Stored records
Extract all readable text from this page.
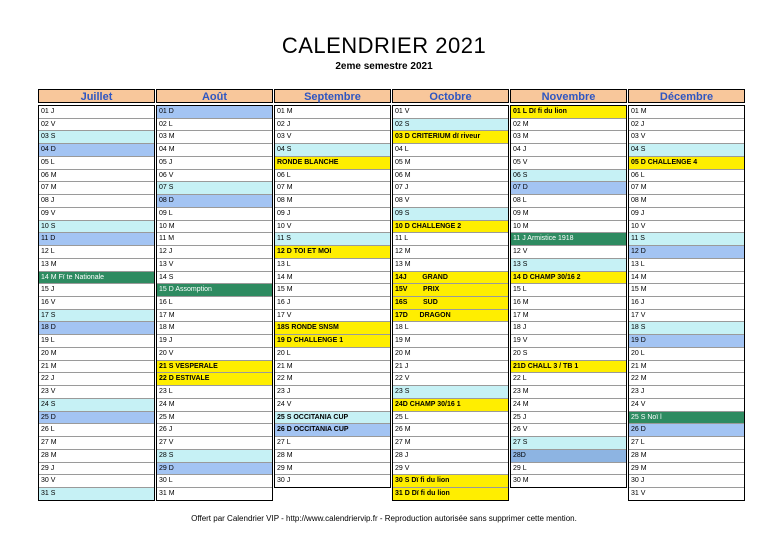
CALENDRIER 2021
2eme semestre 2021
Juillet
01 J
02 V
03 S
04 D
05 L
06 M
07 M
08 J
09 V
10 S
11 D
12 L
13 M
14 M Fï te Nationale
15 J
16 V
17 S
18 D
19 L
20 M
21 M
22 J
23 V
24 S
25 D
26 L
27 M
28 M
29 J
30 V
31 S
Août
01 D
02 L
03 M
04 M
05 J
06 V
07 S
08 D
09 L
10 M
11 M
12 J
13 V
14 S
15 D Assomption
16 L
17 M
18 M
19 J
20 V
21 S VESPERALE
22 D ESTIVALE
23 L
24 M
25 M
26 J
27 V
28 S
29 D
30 L
31 M
Septembre
01 M
02 J
03 V
04 S
RONDE BLANCHE
06 L
07 M
08 M
09 J
10 V
11 S
12 D TOI ET MOI
13 L
14 M
15 M
16 J
17 V
18S RONDE SNSM
19 D CHALLENGE 1
20 L
21 M
22 M
23 J
24 V
25 S OCCITANIA CUP
26 D OCCITANIA CUP
27 L
28 M
29 M
30 J
Octobre
01 V
02 S
03 D CRITERIUM dï riveur
04 L
05 M
06 M
07 J
08 V
09 S
10 D CHALLENGE 2
11 L
12 M
13 M
14J        GRAND
15V        PRIX
16S        SUD
17D      DRAGON
18 L
19 M
20 M
21 J
22 V
23 S
24D CHAMP 30/16 1
25 L
26 M
27 M
28 J
29 V
30 S Dï fi du lion
31 D Dï fi du lion
Novembre
01 L Dï fi du lion
02 M
03 M
04 J
05 V
06 S
07 D
08 L
09 M
10 M
11 J Armistice 1918
12 V
13 S
14 D CHAMP 30/16 2
15 L
16 M
17 M
18 J
19 V
20 S
21D CHALL 3 / TB 1
22 L
23 M
24 M
25 J
26 V
27 S
28D
29 L
30 M
Décembre
01 M
02 J
03 V
04 S
05 D CHALLENGE 4
06 L
07 M
08 M
09 J
10 V
11 S
12 D
13 L
14 M
15 M
16 J
17 V
18 S
19 D
20 L
21 M
22 M
23 J
24 V
25 S Noï l
26 D
27 L
28 M
29 M
30 J
31 V
Offert par Calendrier VIP - http://www.calendriervip.fr - Reproduction autorisée sans supprimer cette mention.
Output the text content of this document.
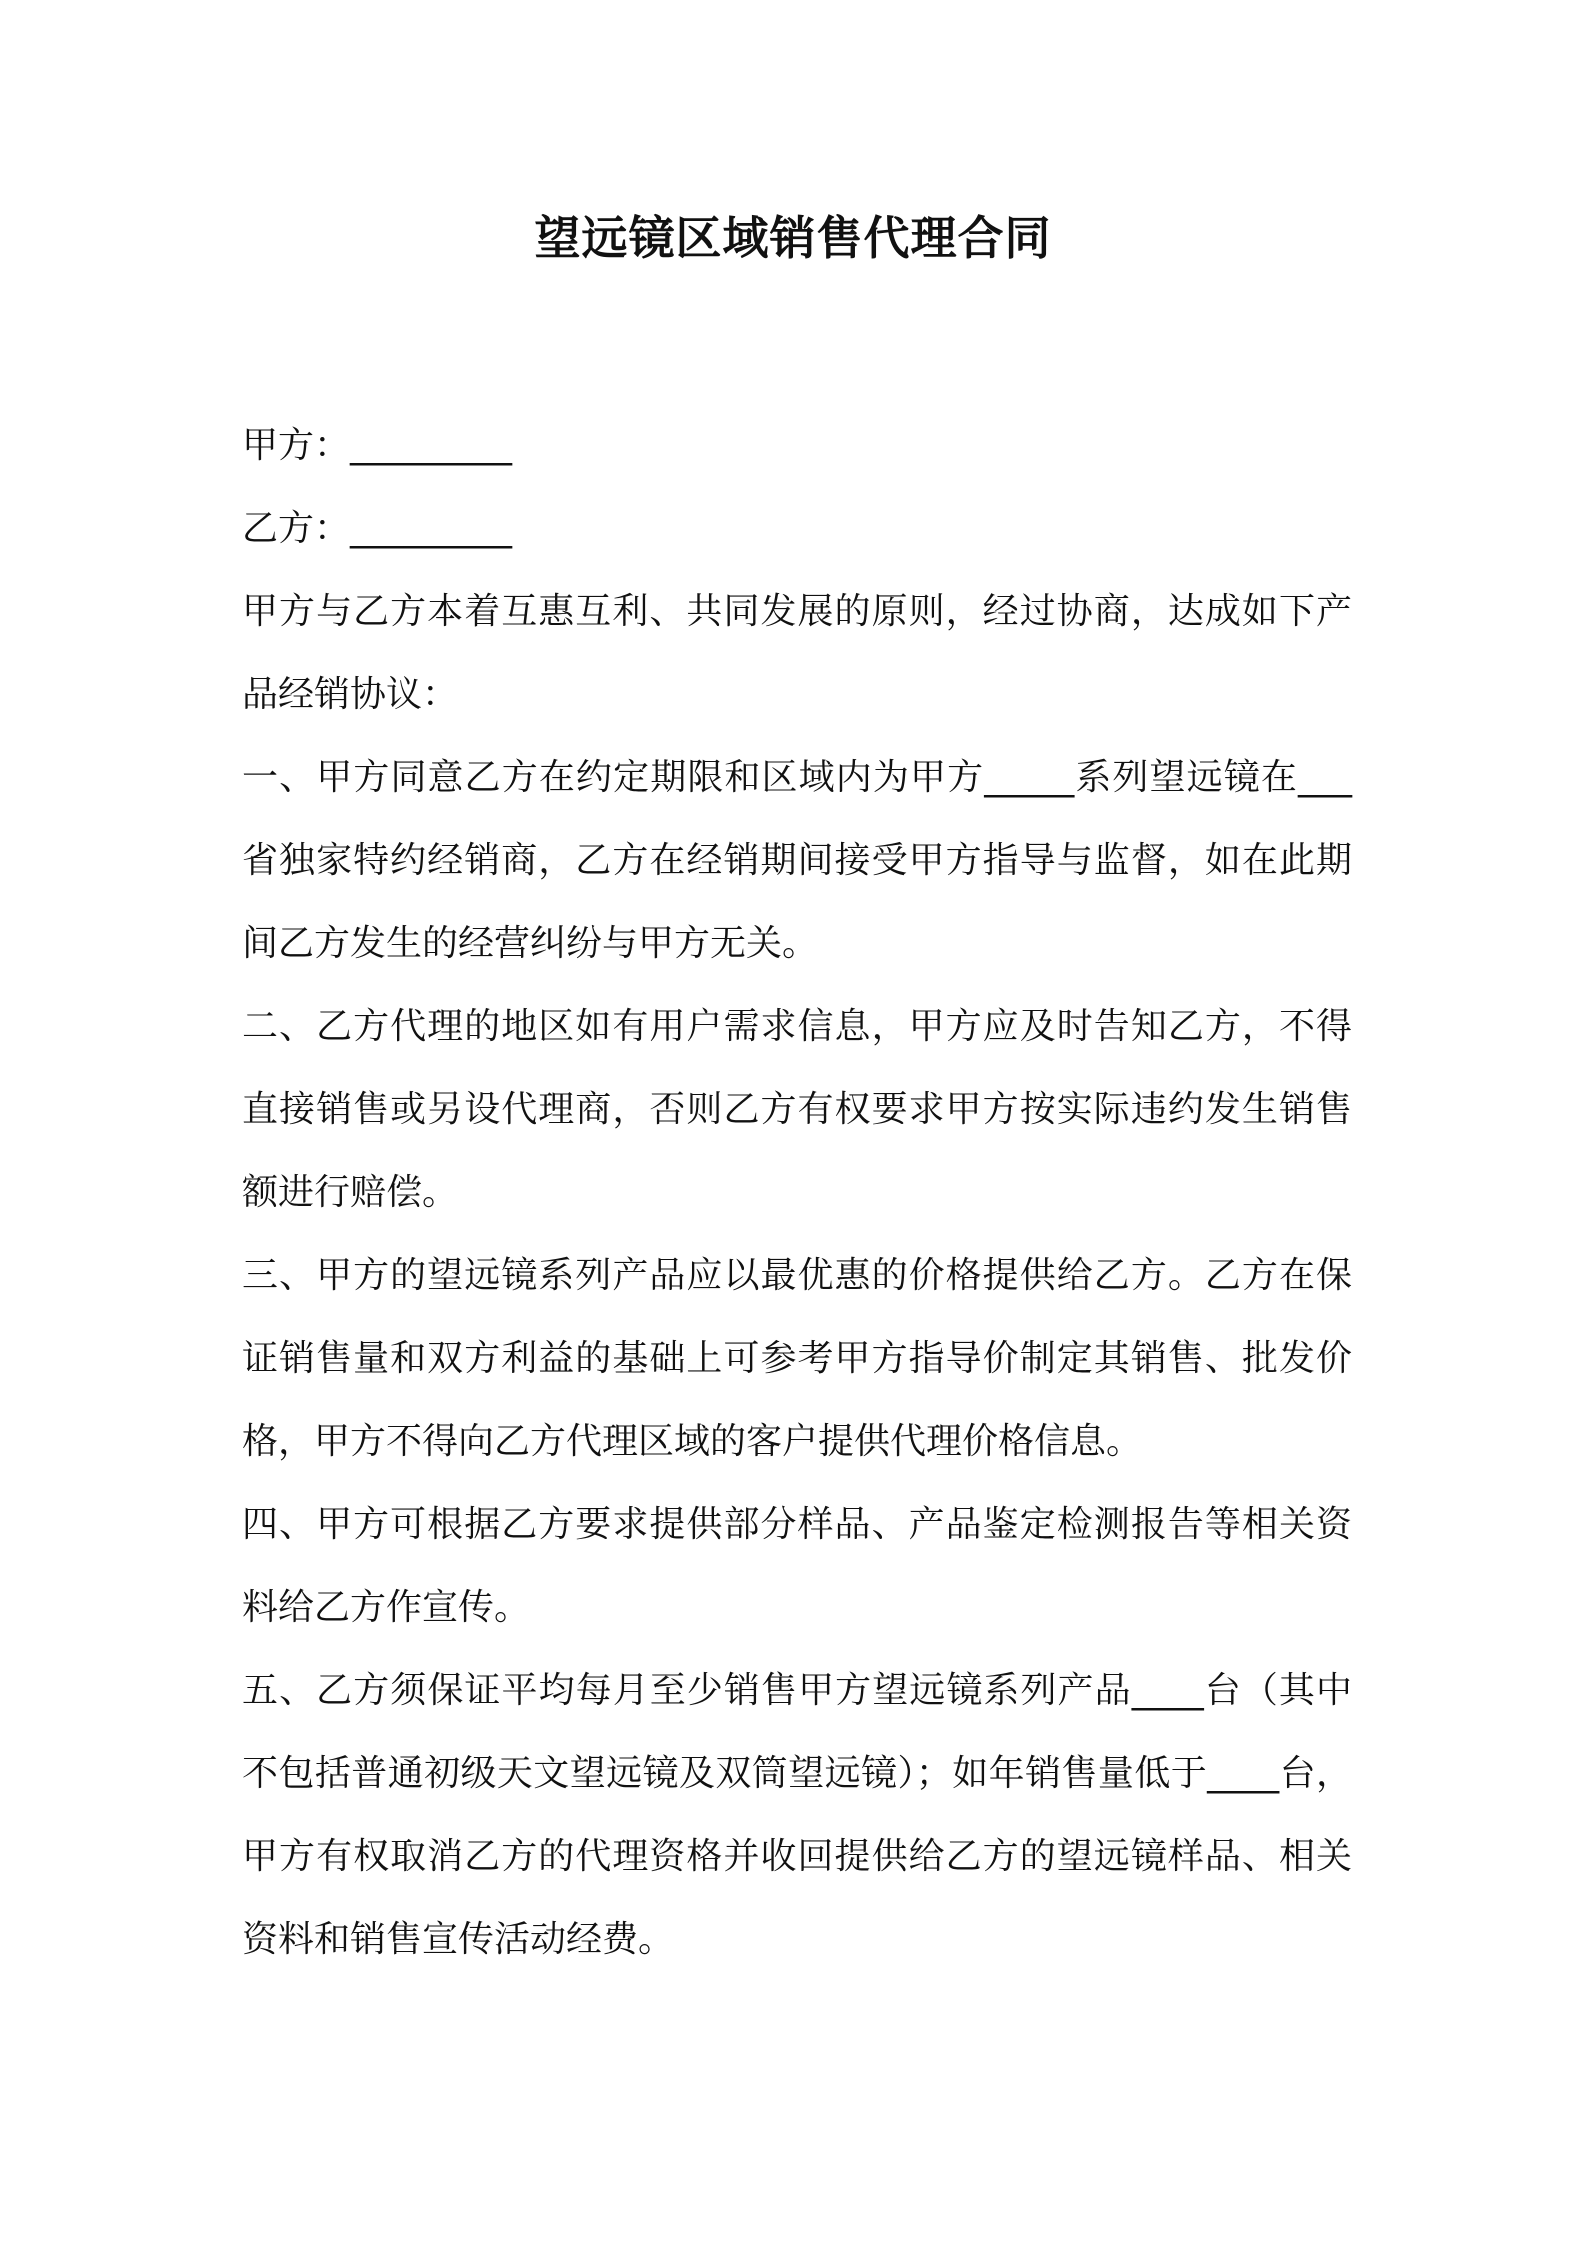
望远镜区域销售代理合同

甲方：_________

乙方：_________

甲方与乙方本着互惠互利、共同发展的原则，经过协商，达成如下产品经销协议：

一、甲方同意乙方在约定期限和区域内为甲方_____系列望远镜在___省独家特约经销商，乙方在经销期间接受甲方指导与监督，如在此期间乙方发生的经营纠纷与甲方无关。

二、乙方代理的地区如有用户需求信息，甲方应及时告知乙方，不得直接销售或另设代理商，否则乙方有权要求甲方按实际违约发生销售额进行赔偿。

三、甲方的望远镜系列产品应以最优惠的价格提供给乙方。乙方在保证销售量和双方利益的基础上可参考甲方指导价制定其销售、批发价格，甲方不得向乙方代理区域的客户提供代理价格信息。

四、甲方可根据乙方要求提供部分样品、产品鉴定检测报告等相关资料给乙方作宣传。

五、乙方须保证平均每月至少销售甲方望远镜系列产品____台（其中不包括普通初级天文望远镜及双筒望远镜）；如年销售量低于____台，甲方有权取消乙方的代理资格并收回提供给乙方的望远镜样品、相关资料和销售宣传活动经费。
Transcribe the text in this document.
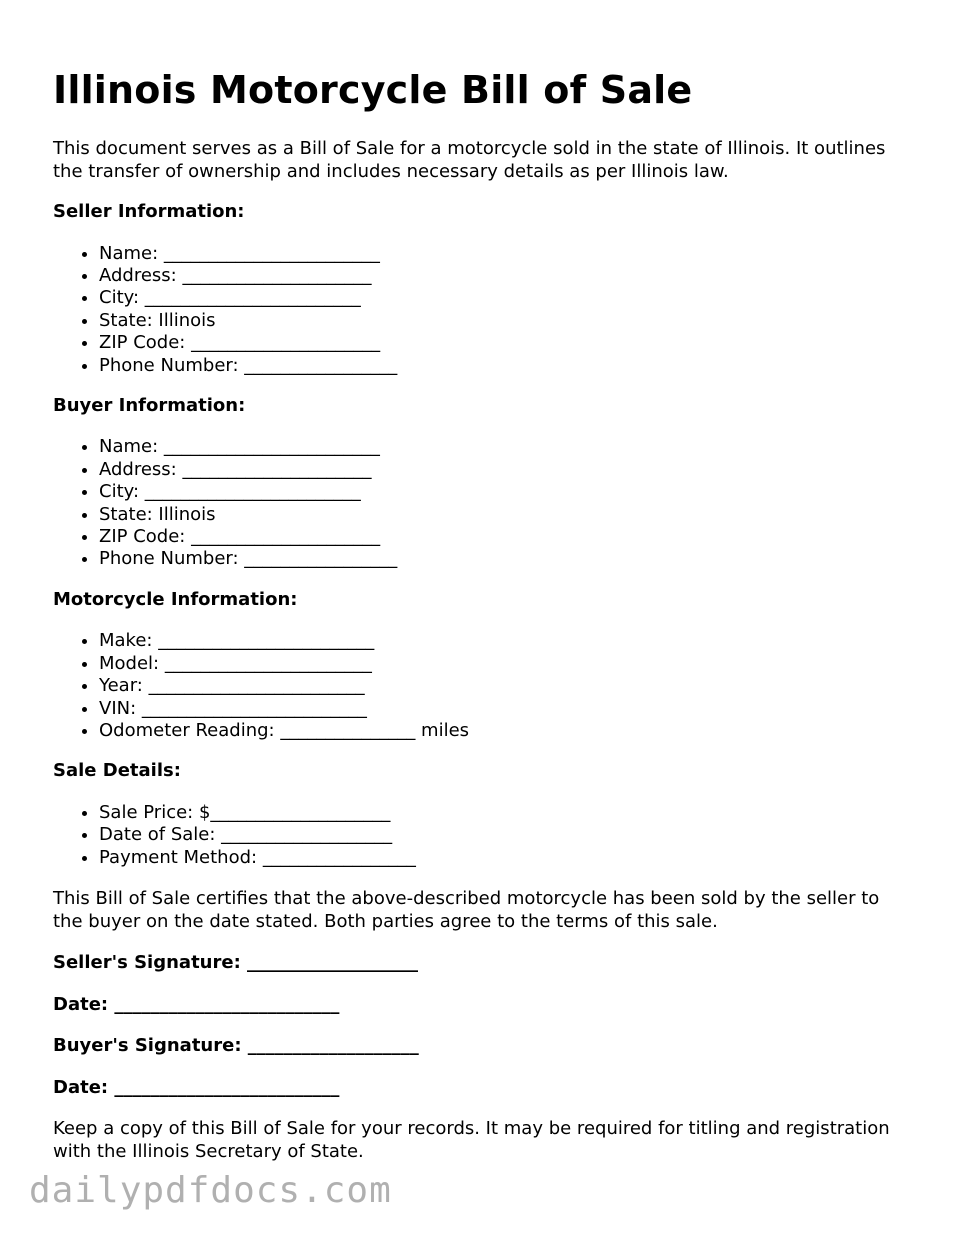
Illinois Motorcycle Bill of Sale

This document serves as a Bill of Sale for a motorcycle sold in the state of Illinois. It outlines the transfer of ownership and includes necessary details as per Illinois law.

Seller Information:
• Name: ________________________
• Address: _____________________
• City: ________________________
• State: Illinois
• ZIP Code: _____________________
• Phone Number: _________________
Buyer Information:
• Name: ________________________
• Address: _____________________
• City: ________________________
• State: Illinois
• ZIP Code: _____________________
• Phone Number: _________________
Motorcycle Information:
• Make: ________________________
• Model: _______________________
• Year: ________________________
• VIN: _________________________
• Odometer Reading: _______________ miles
Sale Details:
• Sale Price: $____________________
• Date of Sale: ___________________
• Payment Method: _________________

This Bill of Sale certifies that the above-described motorcycle has been sold by the seller to the buyer on the date stated. Both parties agree to the terms of this sale.

Seller's Signature: ___________________
Date: _________________________
Buyer's Signature: ___________________
Date: _________________________

Keep a copy of this Bill of Sale for your records. It may be required for titling and registration with the Illinois Secretary of State.

dailypdfdocs.com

- EXERCISE BRIEF
Write out every entry again word for word, without any of the pictures.

- SOLVED EXERCISE
Extract all readable text from this page.
CALENDRIER 2021
2eme semestre 2021
Juillet
01 J
02 V
03 S
04 D
05 L
06 M
07 M
08 J
09 V
10 S
11 D
12 L
13 M
14 M Fï te Nationale
15 J
16 V
17 S
18 D
19 L
20 M
21 M
22 J
23 V
24 S
25 D
26 L
27 M
28 M
29 J
30 V
31 S
Août
01 D
02 L
03 M
04 M
05 J
06 V
07 S
08 D
09 L
10 M
11 M
12 J
13 V
14 S
15 D Assomption
16 L
17 M
18 M
19 J
20 V
21 S VESPERALE
22 D ESTIVALE
23 L
24 M
25 M
26 J
27 V
28 S
29 D
30 L
31 M
Septembre
01 M
02 J
03 V
04 S
RONDE BLANCHE
06 L
07 M
08 M
09 J
10 V
11 S
12 D TOI ET MOI
13 L
14 M
15 M
16 J
17 V
18S RONDE SNSM
19 D CHALLENGE 1
20 L
21 M
22 M
23 J
24 V
25 S OCCITANIA CUP
26 D OCCITANIA CUP
27 L
28 M
29 M
30 J
Octobre
01 V
02 S
03 D CRITERIUM dï riveur
04 L
05 M
06 M
07 J
08 V
09 S
10 D CHALLENGE 2
11 L
12 M
13 M
14J        GRAND
15V        PRIX
16S        SUD
17D      DRAGON
18 L
19 M
20 M
21 J
22 V
23 S
24D CHAMP 30/16 1
25 L
26 M
27 M
28 J
29 V
30 S Dï fi du lion
31 D Dï fi du lion
Novembre
01 L Dï fi du lion
02 M
03 M
04 J
05 V
06 S
07 D
08 L
09 M
10 M
11 J Armistice 1918
12 V
13 S
14 D CHAMP 30/16 2
15 L
16 M
17 M
18 J
19 V
20 S
21D CHALL 3 / TB 1
22 L
23 M
24 M
25 J
26 V
27 S
28D
29 L
30 M
Décembre
01 M
02 J
03 V
04 S
05 D CHALLENGE 4
06 L
07 M
08 M
09 J
10 V
11 S
12 D
13 L
14 M
15 M
16 J
17 V
18 S
19 D
20 L
21 M
22 M
23 J
24 V
25 S Noï l
26 D
27 L
28 M
29 M
30 J
31 V
Offert par Calendrier VIP - http://www.calendriervip.fr - Reproduction autorisée sans supprimer cette mention.
Output the text content of this document.
望远镜区域销售代理合同

甲方：_________

乙方：_________

甲方与乙方本着互惠互利、共同发展的原则，经过协商，达成如下产品经销协议：

一、甲方同意乙方在约定期限和区域内为甲方_____系列望远镜在___省独家特约经销商，乙方在经销期间接受甲方指导与监督，如在此期间乙方发生的经营纠纷与甲方无关。

二、乙方代理的地区如有用户需求信息，甲方应及时告知乙方，不得直接销售或另设代理商，否则乙方有权要求甲方按实际违约发生销售额进行赔偿。

三、甲方的望远镜系列产品应以最优惠的价格提供给乙方。乙方在保证销售量和双方利益的基础上可参考甲方指导价制定其销售、批发价格，甲方不得向乙方代理区域的客户提供代理价格信息。

四、甲方可根据乙方要求提供部分样品、产品鉴定检测报告等相关资料给乙方作宣传。

五、乙方须保证平均每月至少销售甲方望远镜系列产品____台（其中不包括普通初级天文望远镜及双筒望远镜）；如年销售量低于____台，甲方有权取消乙方的代理资格并收回提供给乙方的望远镜样品、相关资料和销售宣传活动经费。
Transcribe the text in this document.
Illinois Motorcycle Bill of Sale

This document serves as a Bill of Sale for a motorcycle sold in the state of Illinois. It outlines the transfer of ownership and includes necessary details as per Illinois law.

Seller Information:
• Name: ________________________
• Address: _____________________
• City: ________________________
• State: Illinois
• ZIP Code: _____________________
• Phone Number: _________________
Buyer Information:
• Name: ________________________
• Address: _____________________
• City: ________________________
• State: Illinois
• ZIP Code: _____________________
• Phone Number: _________________
Motorcycle Information:
• Make: ________________________
• Model: _______________________
• Year: ________________________
• VIN: _________________________
• Odometer Reading: _______________ miles
Sale Details:
• Sale Price: $____________________
• Date of Sale: ___________________
• Payment Method: _________________

This Bill of Sale certifies that the above-described motorcycle has been sold by the seller to the buyer on the date stated. Both parties agree to the terms of this sale.

Seller's Signature: ___________________
Date: _________________________
Buyer's Signature: ___________________
Date: _________________________

Keep a copy of this Bill of Sale for your records. It may be required for titling and registration with the Illinois Secretary of State.

dailypdfdocs.com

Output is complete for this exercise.